**EXERCISE:** Copy these lines word for word, beginning with the line containing "specs-header: Rated Voltage" and continuing through the line containing "svg-text:25.0±0.5: 25.0±0.5 <box>43".

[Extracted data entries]
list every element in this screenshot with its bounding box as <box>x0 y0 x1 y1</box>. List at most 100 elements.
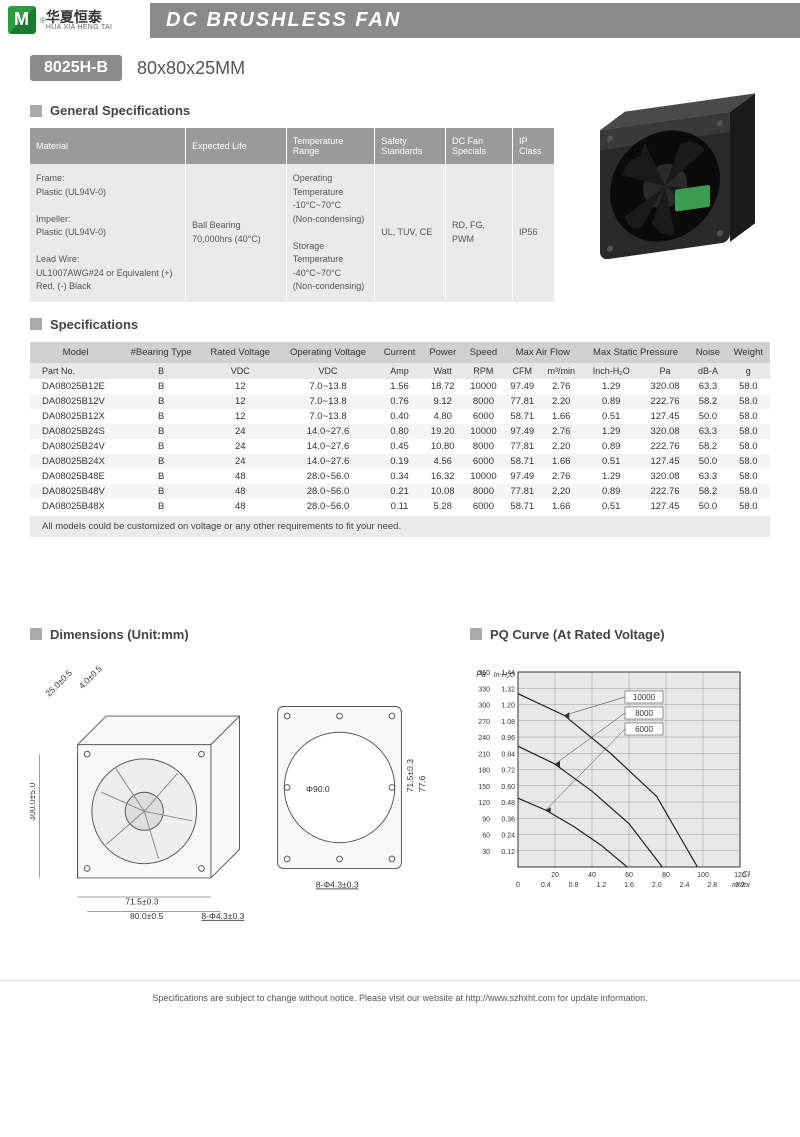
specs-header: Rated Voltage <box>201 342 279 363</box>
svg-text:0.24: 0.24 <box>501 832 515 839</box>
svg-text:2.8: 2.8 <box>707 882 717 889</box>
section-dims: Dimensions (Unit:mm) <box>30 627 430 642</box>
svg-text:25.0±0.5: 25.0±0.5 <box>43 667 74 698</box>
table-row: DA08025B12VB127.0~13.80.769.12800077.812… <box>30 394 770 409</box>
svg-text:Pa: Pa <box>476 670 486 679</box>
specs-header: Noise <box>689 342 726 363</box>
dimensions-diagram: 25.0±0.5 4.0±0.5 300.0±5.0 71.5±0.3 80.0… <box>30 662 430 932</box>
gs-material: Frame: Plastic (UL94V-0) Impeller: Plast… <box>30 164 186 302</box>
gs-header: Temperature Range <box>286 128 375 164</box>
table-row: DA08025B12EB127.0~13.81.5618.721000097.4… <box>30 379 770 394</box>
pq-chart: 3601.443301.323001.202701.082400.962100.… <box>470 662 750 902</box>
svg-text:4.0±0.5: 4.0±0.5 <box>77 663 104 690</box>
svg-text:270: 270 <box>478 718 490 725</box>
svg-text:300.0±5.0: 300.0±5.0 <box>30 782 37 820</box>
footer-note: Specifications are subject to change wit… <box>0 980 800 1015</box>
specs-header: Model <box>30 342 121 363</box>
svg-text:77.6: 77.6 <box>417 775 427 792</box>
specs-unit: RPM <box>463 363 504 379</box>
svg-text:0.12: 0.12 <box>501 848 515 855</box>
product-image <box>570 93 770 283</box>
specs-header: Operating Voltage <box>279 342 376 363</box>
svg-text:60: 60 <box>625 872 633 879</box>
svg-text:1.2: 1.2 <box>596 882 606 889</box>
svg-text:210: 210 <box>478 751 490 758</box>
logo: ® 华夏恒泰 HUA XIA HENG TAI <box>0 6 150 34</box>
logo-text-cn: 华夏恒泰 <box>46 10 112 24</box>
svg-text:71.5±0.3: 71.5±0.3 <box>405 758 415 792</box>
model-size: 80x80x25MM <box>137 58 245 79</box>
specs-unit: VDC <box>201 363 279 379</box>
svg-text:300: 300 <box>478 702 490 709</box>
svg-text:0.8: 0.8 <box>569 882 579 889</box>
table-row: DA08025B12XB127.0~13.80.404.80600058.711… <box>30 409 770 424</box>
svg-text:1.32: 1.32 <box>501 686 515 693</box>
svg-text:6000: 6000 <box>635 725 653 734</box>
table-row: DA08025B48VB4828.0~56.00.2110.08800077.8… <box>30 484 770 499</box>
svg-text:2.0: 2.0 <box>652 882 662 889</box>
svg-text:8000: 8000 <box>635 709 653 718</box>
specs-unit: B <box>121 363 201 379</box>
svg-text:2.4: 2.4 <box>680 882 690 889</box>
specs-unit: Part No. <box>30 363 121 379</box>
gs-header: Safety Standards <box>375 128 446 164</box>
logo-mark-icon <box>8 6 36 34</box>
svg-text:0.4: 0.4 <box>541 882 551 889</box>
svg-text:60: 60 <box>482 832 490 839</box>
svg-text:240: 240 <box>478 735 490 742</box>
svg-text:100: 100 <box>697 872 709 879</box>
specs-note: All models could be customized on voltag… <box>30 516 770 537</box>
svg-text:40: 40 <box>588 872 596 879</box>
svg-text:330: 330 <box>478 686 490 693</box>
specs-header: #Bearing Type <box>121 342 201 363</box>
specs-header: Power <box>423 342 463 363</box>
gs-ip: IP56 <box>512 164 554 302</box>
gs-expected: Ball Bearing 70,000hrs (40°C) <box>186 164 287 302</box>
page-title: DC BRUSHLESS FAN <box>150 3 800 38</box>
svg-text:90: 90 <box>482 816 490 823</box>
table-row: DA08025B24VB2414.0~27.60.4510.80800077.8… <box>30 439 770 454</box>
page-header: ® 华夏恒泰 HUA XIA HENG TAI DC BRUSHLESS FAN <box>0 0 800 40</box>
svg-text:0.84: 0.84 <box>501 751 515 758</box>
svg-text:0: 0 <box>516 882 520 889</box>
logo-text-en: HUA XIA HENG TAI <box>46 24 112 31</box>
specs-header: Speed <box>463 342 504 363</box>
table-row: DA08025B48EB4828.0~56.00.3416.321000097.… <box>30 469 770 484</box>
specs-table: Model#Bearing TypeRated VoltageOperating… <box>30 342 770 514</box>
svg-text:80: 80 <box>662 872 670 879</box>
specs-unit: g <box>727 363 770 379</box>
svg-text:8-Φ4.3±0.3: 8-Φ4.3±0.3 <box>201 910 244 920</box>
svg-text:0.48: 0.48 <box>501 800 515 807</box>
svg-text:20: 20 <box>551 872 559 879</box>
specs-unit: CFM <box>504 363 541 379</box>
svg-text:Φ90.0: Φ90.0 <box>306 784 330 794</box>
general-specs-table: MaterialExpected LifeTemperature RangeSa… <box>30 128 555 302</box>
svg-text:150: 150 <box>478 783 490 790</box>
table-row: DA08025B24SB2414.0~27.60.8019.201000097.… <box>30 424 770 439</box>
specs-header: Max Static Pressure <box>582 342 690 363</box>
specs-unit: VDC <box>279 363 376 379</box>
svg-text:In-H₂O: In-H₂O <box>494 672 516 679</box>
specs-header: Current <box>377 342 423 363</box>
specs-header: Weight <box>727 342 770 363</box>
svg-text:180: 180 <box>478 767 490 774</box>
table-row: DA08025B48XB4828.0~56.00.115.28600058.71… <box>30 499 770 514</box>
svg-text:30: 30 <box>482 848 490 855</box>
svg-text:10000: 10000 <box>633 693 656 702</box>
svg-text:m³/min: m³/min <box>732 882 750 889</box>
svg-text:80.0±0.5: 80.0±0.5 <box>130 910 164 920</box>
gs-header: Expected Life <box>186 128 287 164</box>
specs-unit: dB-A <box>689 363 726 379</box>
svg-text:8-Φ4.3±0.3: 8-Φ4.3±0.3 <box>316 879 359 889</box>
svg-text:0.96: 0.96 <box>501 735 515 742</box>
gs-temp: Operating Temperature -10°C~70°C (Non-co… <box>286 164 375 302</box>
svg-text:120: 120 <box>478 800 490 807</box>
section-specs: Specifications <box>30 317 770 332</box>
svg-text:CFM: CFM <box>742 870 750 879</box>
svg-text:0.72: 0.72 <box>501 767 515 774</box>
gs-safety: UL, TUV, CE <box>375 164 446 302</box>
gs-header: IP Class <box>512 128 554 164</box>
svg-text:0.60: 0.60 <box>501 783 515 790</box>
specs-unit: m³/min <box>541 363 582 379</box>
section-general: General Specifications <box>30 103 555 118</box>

==

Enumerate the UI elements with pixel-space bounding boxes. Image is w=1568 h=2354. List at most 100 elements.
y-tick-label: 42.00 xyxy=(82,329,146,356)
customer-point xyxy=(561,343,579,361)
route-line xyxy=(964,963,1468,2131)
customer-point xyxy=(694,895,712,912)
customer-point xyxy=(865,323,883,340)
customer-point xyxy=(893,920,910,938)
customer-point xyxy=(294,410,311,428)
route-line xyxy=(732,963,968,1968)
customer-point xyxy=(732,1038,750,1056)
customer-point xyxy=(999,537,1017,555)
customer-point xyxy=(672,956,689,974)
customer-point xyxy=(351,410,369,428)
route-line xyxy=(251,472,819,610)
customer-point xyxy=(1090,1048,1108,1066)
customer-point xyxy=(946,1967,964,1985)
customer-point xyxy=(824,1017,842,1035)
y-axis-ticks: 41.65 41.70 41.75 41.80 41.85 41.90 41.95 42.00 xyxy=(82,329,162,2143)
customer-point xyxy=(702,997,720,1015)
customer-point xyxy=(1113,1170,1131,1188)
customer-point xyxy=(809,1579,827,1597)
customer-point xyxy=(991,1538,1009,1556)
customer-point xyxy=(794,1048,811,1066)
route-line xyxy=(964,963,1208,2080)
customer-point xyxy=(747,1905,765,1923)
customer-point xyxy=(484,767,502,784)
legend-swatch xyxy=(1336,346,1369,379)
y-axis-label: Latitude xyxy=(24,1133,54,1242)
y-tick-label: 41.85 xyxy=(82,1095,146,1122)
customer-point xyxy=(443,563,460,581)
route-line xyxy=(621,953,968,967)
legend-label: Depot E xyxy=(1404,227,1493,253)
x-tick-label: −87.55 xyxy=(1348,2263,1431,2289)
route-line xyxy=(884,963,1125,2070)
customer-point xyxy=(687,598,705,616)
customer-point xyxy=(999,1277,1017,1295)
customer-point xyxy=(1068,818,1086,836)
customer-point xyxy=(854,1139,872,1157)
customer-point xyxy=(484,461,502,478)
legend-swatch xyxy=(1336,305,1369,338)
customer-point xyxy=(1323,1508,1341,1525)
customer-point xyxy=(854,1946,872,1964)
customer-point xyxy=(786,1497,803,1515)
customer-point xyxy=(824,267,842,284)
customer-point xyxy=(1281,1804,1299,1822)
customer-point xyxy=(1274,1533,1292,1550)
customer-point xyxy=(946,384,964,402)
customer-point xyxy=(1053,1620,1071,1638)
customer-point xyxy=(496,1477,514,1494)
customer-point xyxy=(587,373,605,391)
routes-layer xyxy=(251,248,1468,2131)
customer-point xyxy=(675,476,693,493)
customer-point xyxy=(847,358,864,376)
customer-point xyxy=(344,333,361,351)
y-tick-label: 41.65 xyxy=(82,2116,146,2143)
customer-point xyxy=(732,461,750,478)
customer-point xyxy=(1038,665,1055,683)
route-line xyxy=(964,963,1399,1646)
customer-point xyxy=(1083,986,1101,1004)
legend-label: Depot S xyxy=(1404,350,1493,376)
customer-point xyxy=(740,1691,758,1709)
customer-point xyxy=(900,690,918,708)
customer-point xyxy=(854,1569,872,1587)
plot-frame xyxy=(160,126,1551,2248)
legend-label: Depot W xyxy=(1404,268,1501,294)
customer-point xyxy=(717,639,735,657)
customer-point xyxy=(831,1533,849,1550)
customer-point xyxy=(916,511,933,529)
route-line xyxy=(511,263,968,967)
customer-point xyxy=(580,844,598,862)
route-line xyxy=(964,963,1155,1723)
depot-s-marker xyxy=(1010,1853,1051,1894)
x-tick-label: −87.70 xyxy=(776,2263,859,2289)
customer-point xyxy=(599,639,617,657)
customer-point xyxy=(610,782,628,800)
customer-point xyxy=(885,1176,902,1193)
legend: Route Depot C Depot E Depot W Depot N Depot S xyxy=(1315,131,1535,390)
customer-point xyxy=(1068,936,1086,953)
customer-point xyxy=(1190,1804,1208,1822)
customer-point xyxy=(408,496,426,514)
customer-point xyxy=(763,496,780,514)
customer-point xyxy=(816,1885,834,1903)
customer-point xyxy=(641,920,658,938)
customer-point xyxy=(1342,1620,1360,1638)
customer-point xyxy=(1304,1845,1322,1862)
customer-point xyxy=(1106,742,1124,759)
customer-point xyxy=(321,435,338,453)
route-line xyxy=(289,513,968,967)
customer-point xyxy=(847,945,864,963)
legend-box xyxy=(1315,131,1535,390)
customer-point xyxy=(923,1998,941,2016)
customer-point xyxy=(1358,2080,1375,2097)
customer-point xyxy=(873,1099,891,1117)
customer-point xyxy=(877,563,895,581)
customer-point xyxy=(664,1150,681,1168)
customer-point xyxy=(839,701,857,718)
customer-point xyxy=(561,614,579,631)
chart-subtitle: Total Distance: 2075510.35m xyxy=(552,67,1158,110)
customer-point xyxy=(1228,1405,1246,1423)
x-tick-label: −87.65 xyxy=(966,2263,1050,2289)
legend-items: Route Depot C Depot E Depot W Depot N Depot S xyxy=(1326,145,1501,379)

**EXERCISE RESULT:**
specs-header: Rated Voltage <box>201 342 279 363</box>
svg-text:0.24: 0.24 <box>501 832 515 839</box>
svg-text:2.8: 2.8 <box>707 882 717 889</box>
section-dims: Dimensions (Unit:mm) <box>30 627 430 642</box>
svg-text:25.0±0.5: 25.0±0.5 <box>43 667 74 698</box>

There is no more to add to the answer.